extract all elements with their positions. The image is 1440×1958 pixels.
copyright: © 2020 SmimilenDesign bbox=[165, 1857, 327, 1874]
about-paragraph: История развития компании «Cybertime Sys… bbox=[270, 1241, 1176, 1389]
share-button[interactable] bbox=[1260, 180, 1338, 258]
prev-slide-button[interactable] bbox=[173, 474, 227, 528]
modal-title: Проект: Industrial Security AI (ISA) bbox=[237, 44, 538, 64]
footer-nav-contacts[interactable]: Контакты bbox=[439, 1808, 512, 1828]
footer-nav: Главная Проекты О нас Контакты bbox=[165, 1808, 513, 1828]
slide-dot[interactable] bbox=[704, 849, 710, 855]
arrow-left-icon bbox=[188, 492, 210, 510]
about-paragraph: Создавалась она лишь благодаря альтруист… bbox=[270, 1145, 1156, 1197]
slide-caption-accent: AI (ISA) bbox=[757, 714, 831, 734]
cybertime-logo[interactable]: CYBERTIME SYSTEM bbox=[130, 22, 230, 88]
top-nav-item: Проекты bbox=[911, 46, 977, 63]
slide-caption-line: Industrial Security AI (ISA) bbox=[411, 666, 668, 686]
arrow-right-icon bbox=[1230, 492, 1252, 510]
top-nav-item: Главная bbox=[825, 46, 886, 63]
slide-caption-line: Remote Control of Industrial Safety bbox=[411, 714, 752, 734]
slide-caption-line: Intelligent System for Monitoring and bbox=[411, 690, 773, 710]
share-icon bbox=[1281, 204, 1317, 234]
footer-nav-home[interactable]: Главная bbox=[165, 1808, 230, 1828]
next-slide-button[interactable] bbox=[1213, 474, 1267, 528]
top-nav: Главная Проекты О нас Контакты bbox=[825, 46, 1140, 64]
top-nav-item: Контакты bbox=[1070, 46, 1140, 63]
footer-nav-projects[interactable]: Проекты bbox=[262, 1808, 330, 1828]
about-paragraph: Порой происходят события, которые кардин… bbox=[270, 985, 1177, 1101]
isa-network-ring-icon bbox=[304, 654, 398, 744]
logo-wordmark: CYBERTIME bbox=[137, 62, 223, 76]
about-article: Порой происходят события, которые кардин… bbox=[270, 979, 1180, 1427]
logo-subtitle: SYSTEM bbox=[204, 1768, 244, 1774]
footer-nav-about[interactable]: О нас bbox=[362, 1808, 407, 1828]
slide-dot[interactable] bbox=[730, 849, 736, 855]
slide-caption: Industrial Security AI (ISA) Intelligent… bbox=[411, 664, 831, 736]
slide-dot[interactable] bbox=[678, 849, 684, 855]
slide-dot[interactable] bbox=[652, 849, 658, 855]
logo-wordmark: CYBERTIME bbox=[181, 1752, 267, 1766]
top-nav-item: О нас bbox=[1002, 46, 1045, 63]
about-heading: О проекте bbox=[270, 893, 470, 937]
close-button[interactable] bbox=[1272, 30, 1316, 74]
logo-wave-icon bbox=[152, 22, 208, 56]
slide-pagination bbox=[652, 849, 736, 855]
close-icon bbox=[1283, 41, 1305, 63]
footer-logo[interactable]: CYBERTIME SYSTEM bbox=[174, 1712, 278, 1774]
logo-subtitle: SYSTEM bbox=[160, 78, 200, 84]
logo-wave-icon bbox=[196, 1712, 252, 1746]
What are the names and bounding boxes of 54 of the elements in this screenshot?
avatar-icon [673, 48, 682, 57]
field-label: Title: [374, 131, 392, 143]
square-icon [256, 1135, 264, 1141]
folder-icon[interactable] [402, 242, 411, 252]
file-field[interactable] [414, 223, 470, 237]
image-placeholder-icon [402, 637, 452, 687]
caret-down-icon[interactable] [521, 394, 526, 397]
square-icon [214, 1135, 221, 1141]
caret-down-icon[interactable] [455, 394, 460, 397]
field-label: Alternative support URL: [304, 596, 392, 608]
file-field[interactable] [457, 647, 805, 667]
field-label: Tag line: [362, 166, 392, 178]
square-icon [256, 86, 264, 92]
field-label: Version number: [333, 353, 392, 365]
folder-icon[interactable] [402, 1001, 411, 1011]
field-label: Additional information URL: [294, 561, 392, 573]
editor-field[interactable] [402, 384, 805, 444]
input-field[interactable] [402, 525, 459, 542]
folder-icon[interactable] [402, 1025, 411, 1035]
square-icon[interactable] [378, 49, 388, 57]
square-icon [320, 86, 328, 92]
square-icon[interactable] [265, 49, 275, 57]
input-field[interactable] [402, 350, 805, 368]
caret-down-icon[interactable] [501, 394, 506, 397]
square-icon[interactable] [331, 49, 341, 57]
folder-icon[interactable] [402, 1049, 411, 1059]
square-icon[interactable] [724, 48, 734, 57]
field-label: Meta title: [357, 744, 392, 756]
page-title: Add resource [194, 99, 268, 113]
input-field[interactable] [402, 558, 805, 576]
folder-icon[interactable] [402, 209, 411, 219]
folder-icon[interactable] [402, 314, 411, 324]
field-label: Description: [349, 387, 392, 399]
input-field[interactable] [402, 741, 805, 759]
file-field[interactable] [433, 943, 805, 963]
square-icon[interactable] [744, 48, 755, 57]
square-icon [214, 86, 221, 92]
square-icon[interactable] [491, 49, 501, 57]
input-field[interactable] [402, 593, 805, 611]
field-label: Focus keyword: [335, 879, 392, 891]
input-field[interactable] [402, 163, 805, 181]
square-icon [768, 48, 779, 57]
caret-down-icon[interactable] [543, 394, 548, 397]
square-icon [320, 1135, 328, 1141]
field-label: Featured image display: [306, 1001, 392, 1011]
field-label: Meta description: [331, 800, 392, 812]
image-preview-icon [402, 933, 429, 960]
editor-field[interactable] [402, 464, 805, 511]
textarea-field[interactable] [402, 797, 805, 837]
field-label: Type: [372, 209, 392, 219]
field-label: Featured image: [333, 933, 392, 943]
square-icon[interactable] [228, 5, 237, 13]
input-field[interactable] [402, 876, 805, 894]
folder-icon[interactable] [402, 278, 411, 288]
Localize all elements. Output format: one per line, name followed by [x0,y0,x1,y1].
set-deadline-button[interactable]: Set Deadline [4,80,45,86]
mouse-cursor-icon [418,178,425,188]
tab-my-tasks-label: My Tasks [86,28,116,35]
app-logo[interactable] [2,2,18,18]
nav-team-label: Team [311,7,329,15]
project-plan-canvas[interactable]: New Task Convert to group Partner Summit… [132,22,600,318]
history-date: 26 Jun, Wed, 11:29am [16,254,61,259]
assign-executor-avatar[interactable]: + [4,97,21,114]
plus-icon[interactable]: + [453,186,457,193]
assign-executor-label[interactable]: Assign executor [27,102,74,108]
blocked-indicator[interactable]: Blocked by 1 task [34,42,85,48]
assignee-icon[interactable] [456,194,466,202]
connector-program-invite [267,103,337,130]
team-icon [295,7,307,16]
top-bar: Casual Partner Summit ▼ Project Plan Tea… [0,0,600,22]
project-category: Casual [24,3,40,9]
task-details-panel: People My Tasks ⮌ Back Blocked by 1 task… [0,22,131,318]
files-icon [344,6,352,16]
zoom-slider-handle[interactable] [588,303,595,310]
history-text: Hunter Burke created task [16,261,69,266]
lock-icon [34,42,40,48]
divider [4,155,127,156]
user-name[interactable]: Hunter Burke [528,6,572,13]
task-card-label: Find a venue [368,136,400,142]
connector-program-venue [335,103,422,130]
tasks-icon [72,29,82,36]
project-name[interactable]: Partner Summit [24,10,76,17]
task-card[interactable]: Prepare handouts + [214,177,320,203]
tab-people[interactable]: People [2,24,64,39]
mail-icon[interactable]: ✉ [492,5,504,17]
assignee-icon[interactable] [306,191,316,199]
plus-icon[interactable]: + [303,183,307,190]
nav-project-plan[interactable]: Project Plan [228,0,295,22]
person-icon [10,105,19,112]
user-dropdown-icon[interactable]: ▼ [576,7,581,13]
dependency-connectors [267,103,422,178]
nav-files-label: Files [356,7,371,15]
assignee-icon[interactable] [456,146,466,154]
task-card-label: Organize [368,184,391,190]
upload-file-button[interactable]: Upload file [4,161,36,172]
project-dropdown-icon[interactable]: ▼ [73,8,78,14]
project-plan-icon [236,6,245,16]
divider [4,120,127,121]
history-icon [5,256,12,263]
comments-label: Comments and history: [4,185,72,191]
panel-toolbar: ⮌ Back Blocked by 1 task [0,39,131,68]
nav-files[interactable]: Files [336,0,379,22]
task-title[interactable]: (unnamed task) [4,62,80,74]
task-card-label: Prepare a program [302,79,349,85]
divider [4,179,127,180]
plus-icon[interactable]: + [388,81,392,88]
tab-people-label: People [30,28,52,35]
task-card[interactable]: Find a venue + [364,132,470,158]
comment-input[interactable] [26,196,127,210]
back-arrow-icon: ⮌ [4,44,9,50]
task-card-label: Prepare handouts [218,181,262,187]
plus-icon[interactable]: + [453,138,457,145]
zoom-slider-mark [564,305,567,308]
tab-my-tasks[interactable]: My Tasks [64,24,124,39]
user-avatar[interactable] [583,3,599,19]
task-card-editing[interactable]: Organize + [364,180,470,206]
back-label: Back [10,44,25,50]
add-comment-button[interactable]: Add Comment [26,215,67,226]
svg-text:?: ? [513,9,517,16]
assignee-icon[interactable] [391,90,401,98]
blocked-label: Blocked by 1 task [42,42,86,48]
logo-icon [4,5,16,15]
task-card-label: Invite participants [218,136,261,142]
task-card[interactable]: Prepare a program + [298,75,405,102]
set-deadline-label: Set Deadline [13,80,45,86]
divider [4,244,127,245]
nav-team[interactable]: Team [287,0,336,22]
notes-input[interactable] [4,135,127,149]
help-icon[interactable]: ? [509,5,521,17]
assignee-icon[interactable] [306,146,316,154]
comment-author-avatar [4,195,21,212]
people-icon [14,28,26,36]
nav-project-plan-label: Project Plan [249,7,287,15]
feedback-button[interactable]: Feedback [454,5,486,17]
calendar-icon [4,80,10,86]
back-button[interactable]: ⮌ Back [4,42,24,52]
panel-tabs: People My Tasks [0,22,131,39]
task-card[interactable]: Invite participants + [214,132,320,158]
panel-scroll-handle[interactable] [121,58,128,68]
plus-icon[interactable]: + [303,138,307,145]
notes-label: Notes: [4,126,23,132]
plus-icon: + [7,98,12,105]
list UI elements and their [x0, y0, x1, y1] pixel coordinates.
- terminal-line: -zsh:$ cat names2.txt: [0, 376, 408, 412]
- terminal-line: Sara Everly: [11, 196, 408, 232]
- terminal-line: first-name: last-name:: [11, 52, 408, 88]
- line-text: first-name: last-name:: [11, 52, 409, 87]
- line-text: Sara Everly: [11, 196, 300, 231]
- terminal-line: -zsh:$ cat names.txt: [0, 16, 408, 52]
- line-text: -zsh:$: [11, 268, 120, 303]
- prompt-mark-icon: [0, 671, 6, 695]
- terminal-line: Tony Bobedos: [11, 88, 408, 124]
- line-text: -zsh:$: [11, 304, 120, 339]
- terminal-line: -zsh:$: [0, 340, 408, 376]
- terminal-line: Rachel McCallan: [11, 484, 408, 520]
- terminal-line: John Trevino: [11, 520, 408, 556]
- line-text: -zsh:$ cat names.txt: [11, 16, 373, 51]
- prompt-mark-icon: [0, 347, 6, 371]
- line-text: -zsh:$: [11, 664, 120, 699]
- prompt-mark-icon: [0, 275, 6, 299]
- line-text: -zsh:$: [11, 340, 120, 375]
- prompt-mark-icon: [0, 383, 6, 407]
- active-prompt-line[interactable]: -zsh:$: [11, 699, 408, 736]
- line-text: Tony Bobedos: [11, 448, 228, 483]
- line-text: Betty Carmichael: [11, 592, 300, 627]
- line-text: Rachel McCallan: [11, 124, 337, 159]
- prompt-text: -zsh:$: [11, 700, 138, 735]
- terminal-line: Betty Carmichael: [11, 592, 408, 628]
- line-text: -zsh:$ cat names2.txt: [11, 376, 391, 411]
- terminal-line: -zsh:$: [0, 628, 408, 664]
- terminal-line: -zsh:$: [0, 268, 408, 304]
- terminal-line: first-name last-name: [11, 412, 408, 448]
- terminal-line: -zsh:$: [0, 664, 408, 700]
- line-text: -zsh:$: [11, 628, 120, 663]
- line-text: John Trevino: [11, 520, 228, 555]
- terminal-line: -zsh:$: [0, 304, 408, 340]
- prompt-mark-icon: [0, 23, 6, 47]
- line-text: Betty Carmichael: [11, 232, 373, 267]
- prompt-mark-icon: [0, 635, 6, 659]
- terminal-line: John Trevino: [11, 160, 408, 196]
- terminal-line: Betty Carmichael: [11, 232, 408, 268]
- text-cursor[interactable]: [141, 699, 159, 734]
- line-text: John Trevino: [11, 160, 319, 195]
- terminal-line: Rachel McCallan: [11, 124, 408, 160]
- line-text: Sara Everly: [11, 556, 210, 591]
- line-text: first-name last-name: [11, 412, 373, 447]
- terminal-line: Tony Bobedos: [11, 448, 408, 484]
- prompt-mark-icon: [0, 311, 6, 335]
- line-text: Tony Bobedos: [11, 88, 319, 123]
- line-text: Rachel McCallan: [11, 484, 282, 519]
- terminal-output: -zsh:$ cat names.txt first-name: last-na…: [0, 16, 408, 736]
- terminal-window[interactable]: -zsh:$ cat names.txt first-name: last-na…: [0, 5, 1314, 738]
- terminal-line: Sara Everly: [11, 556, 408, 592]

# # # # #

= TASK GOAL =
Starting from the first line of the material, repeat each line word for word, and stop after the line that contains "about-paragraph: Порой происходят".

= EXERCISE RESULT =
extract all elements with their positions. The image is 1440×1958 pixels.
copyright: © 2020 SmimilenDesign bbox=[165, 1857, 327, 1874]
about-paragraph: История развития компании «Cybertime Sys… bbox=[270, 1241, 1176, 1389]
share-button[interactable] bbox=[1260, 180, 1338, 258]
prev-slide-button[interactable] bbox=[173, 474, 227, 528]
modal-title: Проект: Industrial Security AI (ISA) bbox=[237, 44, 538, 64]
footer-nav-contacts[interactable]: Контакты bbox=[439, 1808, 512, 1828]
footer-nav: Главная Проекты О нас Контакты bbox=[165, 1808, 513, 1828]
slide-dot[interactable] bbox=[704, 849, 710, 855]
arrow-left-icon bbox=[188, 492, 210, 510]
about-paragraph: Создавалась она лишь благодаря альтруист… bbox=[270, 1145, 1156, 1197]
slide-caption-accent: AI (ISA) bbox=[757, 714, 831, 734]
cybertime-logo[interactable]: CYBERTIME SYSTEM bbox=[130, 22, 230, 88]
top-nav-item: Проекты bbox=[911, 46, 977, 63]
slide-caption-line: Industrial Security AI (ISA) bbox=[411, 666, 668, 686]
arrow-right-icon bbox=[1230, 492, 1252, 510]
top-nav-item: Главная bbox=[825, 46, 886, 63]
slide-caption-line: Remote Control of Industrial Safety bbox=[411, 714, 752, 734]
slide-caption-line: Intelligent System for Monitoring and bbox=[411, 690, 773, 710]
share-icon bbox=[1281, 204, 1317, 234]
footer-nav-home[interactable]: Главная bbox=[165, 1808, 230, 1828]
next-slide-button[interactable] bbox=[1213, 474, 1267, 528]
top-nav: Главная Проекты О нас Контакты bbox=[825, 46, 1140, 64]
top-nav-item: Контакты bbox=[1070, 46, 1140, 63]
footer-nav-projects[interactable]: Проекты bbox=[262, 1808, 330, 1828]
about-paragraph: Порой происходят события, которые кардин… bbox=[270, 985, 1177, 1101]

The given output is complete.